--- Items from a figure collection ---
****************************************
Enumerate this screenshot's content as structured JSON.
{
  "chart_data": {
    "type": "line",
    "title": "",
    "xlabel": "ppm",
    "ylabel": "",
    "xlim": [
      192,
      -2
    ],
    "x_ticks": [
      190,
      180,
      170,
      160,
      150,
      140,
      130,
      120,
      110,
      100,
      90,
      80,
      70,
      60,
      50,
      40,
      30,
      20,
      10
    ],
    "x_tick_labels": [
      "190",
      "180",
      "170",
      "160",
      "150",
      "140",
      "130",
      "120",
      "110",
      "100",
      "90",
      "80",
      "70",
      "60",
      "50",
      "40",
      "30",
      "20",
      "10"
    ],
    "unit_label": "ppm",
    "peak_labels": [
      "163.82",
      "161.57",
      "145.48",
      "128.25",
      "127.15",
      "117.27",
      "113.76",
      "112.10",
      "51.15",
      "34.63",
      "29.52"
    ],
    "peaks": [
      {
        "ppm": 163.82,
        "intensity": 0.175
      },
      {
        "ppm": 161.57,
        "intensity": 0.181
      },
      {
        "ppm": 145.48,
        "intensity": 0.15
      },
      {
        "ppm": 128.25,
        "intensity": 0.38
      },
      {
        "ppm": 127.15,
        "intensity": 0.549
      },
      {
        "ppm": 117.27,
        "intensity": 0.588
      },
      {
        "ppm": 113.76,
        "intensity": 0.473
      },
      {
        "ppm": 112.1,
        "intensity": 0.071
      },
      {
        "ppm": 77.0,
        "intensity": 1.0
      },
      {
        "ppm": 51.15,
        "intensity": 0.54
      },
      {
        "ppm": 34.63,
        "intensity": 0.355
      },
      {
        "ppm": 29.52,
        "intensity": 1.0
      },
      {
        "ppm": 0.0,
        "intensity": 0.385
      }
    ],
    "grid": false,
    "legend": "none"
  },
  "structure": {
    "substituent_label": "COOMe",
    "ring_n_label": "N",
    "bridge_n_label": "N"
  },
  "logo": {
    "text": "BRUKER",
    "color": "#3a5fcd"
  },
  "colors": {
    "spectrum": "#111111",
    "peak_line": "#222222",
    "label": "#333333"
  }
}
****************************************
--- Task requirements ---
Every line above should be written out again exactly as it stands.

--- The answer ---
Enumerate this screenshot's content as structured JSON.
{
  "chart_data": {
    "type": "line",
    "title": "",
    "xlabel": "ppm",
    "ylabel": "",
    "xlim": [
      192,
      -2
    ],
    "x_ticks": [
      190,
      180,
      170,
      160,
      150,
      140,
      130,
      120,
      110,
      100,
      90,
      80,
      70,
      60,
      50,
      40,
      30,
      20,
      10
    ],
    "x_tick_labels": [
      "190",
      "180",
      "170",
      "160",
      "150",
      "140",
      "130",
      "120",
      "110",
      "100",
      "90",
      "80",
      "70",
      "60",
      "50",
      "40",
      "30",
      "20",
      "10"
    ],
    "unit_label": "ppm",
    "peak_labels": [
      "163.82",
      "161.57",
      "145.48",
      "128.25",
      "127.15",
      "117.27",
      "113.76",
      "112.10",
      "51.15",
      "34.63",
      "29.52"
    ],
    "peaks": [
      {
        "ppm": 163.82,
        "intensity": 0.175
      },
      {
        "ppm": 161.57,
        "intensity": 0.181
      },
      {
        "ppm": 145.48,
        "intensity": 0.15
      },
      {
        "ppm": 128.25,
        "intensity": 0.38
      },
      {
        "ppm": 127.15,
        "intensity": 0.549
      },
      {
        "ppm": 117.27,
        "intensity": 0.588
      },
      {
        "ppm": 113.76,
        "intensity": 0.473
      },
      {
        "ppm": 112.1,
        "intensity": 0.071
      },
      {
        "ppm": 77.0,
        "intensity": 1.0
      },
      {
        "ppm": 51.15,
        "intensity": 0.54
      },
      {
        "ppm": 34.63,
        "intensity": 0.355
      },
      {
        "ppm": 29.52,
        "intensity": 1.0
      },
      {
        "ppm": 0.0,
        "intensity": 0.385
      }
    ],
    "grid": false,
    "legend": "none"
  },
  "structure": {
    "substituent_label": "COOMe",
    "ring_n_label": "N",
    "bridge_n_label": "N"
  },
  "logo": {
    "text": "BRUKER",
    "color": "#3a5fcd"
  },
  "colors": {
    "spectrum": "#111111",
    "peak_line": "#222222",
    "label": "#333333"
  }
}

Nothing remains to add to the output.